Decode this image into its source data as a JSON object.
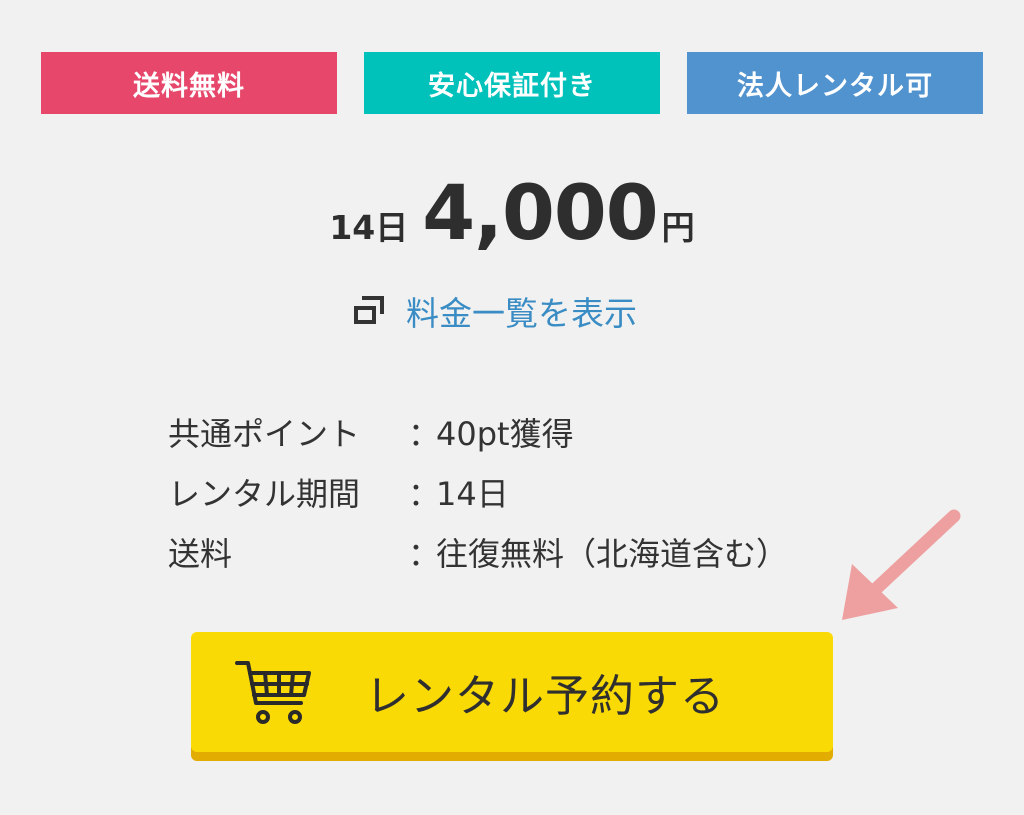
{
  "badges": [
    {
      "label": "送料無料",
      "color": "#e6476a"
    },
    {
      "label": "安心保証付き",
      "color": "#00c2bb"
    },
    {
      "label": "法人レンタル可",
      "color": "#5193cf"
    }
  ],
  "price": {
    "days": "14日",
    "amount": "4,000",
    "currency": "円"
  },
  "fee_link": {
    "icon": "window-icon",
    "label": "料金一覧を表示"
  },
  "info": {
    "separator": "：",
    "rows": [
      {
        "label": "共通ポイント",
        "value": "40pt獲得"
      },
      {
        "label": "レンタル期間",
        "value": "14日"
      },
      {
        "label": "送料",
        "value": "往復無料（北海道含む）"
      }
    ]
  },
  "reserve_button": {
    "icon": "cart-icon",
    "label": "レンタル予約する",
    "color": "#f9da05"
  },
  "arrow": {
    "icon": "arrow-down-left-icon",
    "color": "#eea0a0"
  }
}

━━━━━━━━━━

--- WHAT TO WORK ON ---
Set down every record once more, word for word, without pictures.

--- RESULT FOR THIS EXERCISE ---
Decode this image into its source data as a JSON object.
{
  "badges": [
    {
      "label": "送料無料",
      "color": "#e6476a"
    },
    {
      "label": "安心保証付き",
      "color": "#00c2bb"
    },
    {
      "label": "法人レンタル可",
      "color": "#5193cf"
    }
  ],
  "price": {
    "days": "14日",
    "amount": "4,000",
    "currency": "円"
  },
  "fee_link": {
    "icon": "window-icon",
    "label": "料金一覧を表示"
  },
  "info": {
    "separator": "：",
    "rows": [
      {
        "label": "共通ポイント",
        "value": "40pt獲得"
      },
      {
        "label": "レンタル期間",
        "value": "14日"
      },
      {
        "label": "送料",
        "value": "往復無料（北海道含む）"
      }
    ]
  },
  "reserve_button": {
    "icon": "cart-icon",
    "label": "レンタル予約する",
    "color": "#f9da05"
  },
  "arrow": {
    "icon": "arrow-down-left-icon",
    "color": "#eea0a0"
  }
}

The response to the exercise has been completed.